=== THE REQUEST ===
Begin at the line that contains "Output the text content of this document." and repeat every line from there to the end of the records below, inclusive, without adding any other line.

# EXERCISE MATERIALS start

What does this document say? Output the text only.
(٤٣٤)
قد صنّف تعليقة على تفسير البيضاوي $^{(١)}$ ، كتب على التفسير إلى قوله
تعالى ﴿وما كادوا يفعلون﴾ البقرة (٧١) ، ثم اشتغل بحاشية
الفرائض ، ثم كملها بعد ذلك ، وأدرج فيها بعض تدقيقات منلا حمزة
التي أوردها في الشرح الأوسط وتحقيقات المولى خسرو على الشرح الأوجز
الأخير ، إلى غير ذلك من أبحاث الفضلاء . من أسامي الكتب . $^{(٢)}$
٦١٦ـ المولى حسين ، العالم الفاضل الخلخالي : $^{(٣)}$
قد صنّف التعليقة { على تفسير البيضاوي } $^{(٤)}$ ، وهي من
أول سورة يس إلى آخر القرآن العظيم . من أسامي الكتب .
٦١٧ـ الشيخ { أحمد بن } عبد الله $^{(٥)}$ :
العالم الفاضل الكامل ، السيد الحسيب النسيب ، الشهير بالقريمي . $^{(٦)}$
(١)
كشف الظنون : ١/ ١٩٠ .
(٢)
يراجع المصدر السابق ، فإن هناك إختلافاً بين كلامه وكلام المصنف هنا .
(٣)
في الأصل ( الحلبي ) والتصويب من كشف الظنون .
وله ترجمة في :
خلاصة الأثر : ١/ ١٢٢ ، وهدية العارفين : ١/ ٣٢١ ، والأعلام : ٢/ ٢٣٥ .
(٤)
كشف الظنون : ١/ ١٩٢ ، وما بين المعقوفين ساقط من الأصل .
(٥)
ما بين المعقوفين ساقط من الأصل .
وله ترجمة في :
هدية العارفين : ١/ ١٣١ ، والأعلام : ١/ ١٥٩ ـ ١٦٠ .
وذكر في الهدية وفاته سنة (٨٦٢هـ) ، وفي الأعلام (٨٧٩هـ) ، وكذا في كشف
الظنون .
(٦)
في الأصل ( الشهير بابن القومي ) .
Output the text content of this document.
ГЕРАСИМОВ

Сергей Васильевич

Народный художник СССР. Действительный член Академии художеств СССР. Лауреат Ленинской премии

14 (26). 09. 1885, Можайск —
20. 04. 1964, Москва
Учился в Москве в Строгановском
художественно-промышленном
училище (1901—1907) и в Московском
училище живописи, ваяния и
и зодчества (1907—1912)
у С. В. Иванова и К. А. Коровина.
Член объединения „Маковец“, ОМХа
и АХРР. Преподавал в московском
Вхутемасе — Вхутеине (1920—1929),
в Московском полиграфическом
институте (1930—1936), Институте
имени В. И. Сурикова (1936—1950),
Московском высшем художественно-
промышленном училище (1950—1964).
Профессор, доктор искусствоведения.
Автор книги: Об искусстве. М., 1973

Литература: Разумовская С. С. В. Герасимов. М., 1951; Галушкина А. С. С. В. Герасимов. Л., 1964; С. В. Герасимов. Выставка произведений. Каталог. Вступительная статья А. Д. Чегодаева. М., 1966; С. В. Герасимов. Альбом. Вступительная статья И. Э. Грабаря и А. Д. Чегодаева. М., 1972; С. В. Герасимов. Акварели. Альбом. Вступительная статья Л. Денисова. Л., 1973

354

# EXERCISE MATERIALS end

=== CORRECT OUTPUT ===
Output the text content of this document.
ГЕРАСИМОВ

Сергей Васильевич

Народный художник СССР. Действительный член Академии художеств СССР. Лауреат Ленинской премии

14 (26). 09. 1885, Можайск —
20. 04. 1964, Москва
Учился в Москве в Строгановском
художественно-промышленном
училище (1901—1907) и в Московском
училище живописи, ваяния и
и зодчества (1907—1912)
у С. В. Иванова и К. А. Коровина.
Член объединения „Маковец“, ОМХа
и АХРР. Преподавал в московском
Вхутемасе — Вхутеине (1920—1929),
в Московском полиграфическом
институте (1930—1936), Институте
имени В. И. Сурикова (1936—1950),
Московском высшем художественно-
промышленном училище (1950—1964).
Профессор, доктор искусствоведения.
Автор книги: Об искусстве. М., 1973

Литература: Разумовская С. С. В. Герасимов. М., 1951; Галушкина А. С. С. В. Герасимов. Л., 1964; С. В. Герасимов. Выставка произведений. Каталог. Вступительная статья А. Д. Чегодаева. М., 1966; С. В. Герасимов. Альбом. Вступительная статья И. Э. Грабаря и А. Д. Чегодаева. М., 1972; С. В. Герасимов. Акварели. Альбом. Вступительная статья Л. Денисова. Л., 1973

354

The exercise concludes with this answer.